▸ PROVIDED TEXT

--- START ---

The public education system, however,
has not been on the list of excellent Florida qualities. The state ranks 42nd in
spending per pupil. It is 30th in teacher pay. More than a fifth of its
residents have no high school diploma placing Florida behind all but 15
states. It receives more federal funding for disadvantaged students than all but
three states.
In 1998, when Republican Jeb Bush,
the president's brother, first ran for governor, 48 percent of Florida's
students were dropping out before getting a high school diploma, and exactly
half of Florida's fourth graders were not able to read at grade level. A survey
showed that more than one-third of Florida's ninth graders had a D or F grade
average.
Jeb Bush made education one of the
most prominent issues of his campaign, promising to bring accountability and
improvements to a system in which many Floridians had lost faith. And when he
won the statehouse, he quickly pushed his changes through the legislature.
The new education plan, dubbed A+,
placed strong emphasis on a new statewide student-testing program. At the same
time, then Texas Gov. George W. Bush pushed through a similar program in his
state. It laid the foundation for the No Child Left Behind federal education
reforms he touted during the 2000 campaign and eventually pushed through
Congress.
Those two programs one federal and
one state are on a collision course this summer. That's when new test results
could show that many of state's schools pass the Florida A+ standards while
failing to show sufficient improvement under the federal No Child Left Behind
rules. Failing to make progress on the federal standards would require the state
to let the parents of students in failing schools transfer their children to
better-performing alternatives.
Ninety-four percent of Florida's
schools passed the state standards but only 13 percent passed the federal ones,
according to a recent press release from Jim Davis, the Democratic congressman
who represents Tampa and St. Petersburg. More than a few educators in Florida
are worried that massive transfers could destroy the public education system in
the state.
"I've said to the DOE and to the
federal government that if you really tried to implement No Child Left Behind in
Florida to the fullest extent as by the law it would cause total chaos in the
state," said Frank Till, superintendent of Broward County Public Schools, the
fifth largest district in the country. "There's no way you can find space for
the kids at 1,700 schools."
The issue in Florida is not just
about the confusion over two sets of standards, but the underlying theme behind
both the end of so-called social promotion of students and the concept of
using high-stakes standardized testing to determine failure and success.
Florida, of course, was at the center
of the 2000 presidential storm, with its butterfly ballots and hanging chads and
Election-Day chaos. All indications are that the state remains closely divided
along partisan lines, and it's considered a key battleground state by the
campaigns of both President Bush and Sen. John F. Kerry. A poll of 600 likely
Florida voters conducted in mid-May by the nonpartisan American Research Group
showed the race at a virtual tie, with Bush at 47 percent and Kerry at 46
percent. Independent Ralph Nader was at 3 percent. The poll's margin of error
was plus or minus 4 percentage points.
The south Florida counties of Broward
and Miami-Dade were at the center of the 2000 presidential recount and are home
to the state's education reform movement. Interviews with voters, activists and
officials in Broward and Miami-Dade make it clear that the Republican vision for
using high-stakes tests to hold schools accountable is motivating such key
Democratic constituencies as unionized teachers and the African American and
Hispanic communities.

--- END ---

▸ DATA

--- START ---

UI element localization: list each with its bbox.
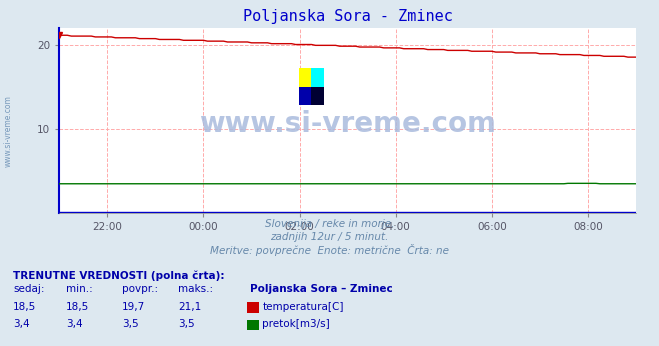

--- END ---

▸ GIVEN PROBLEM
Resume the article on Florida's education reforms and the 2004 election, picking up after its final sentence.

▸ TASK OUTPUT
Although there are no current polls
ranking important issues, most political experts here say education will be
toward the top of the list, along with health care and homeland security, and
right behind Iraq and the economy. In recent weeks, political television ads
focusing on education have followed visits from Kerry, Bush, Democratic National
Committee Chairman Terry McAuliffe and Republican National Committee Chairman Ed
Gillespie visits that all focused on education.
"It's going to be a big issue, just
as it was [in the governor's race] in 2002," said state Democratic Party
spokeswoman Allie Merzer. "Both Bush administrations have failed Florida's
students incredibly."
But Merzer was quick to note that
2002 Democratic gubernatorial candidate Bill McBride's campaign against Gov.
Bush failed horribly after focusing almost completely on education. "Health
care, the economy, what's happening with the war. Those will all be big issues,
too. [Focusing on education] is what McBride tried to do in 2002, and it didn't
work out so well."
Republicans have been winning
elections and making the argument that testing in Florida is making the schools
better. The graduation rate increased from 52 to 65 percent in 2002, and was
above 50 percent in all racial and ethnic groups. In 2007, for the first time,
more than half of students who take the statewide tests are reading at or above
grade level.
In April, the state released the
sixth year of results for the Florida Comprehensive Assessment Test (FCAT), the
statewide standardized test used for both the state and federal programs. Since
the test's inception, results show marked improvement among all students, with
the sharpest gains among minority students.
In April, Gov. Bush touted the
results at a press conference at Coral Park Elementary School in Miami. "When we
ended social promotion and raised standards for our high school seniors last
year, many were skeptical," he said. "Today's results show Florida is moving in
the right direction, with more students reading on grade level and significant
improvement and opportunities among those who have struggled most."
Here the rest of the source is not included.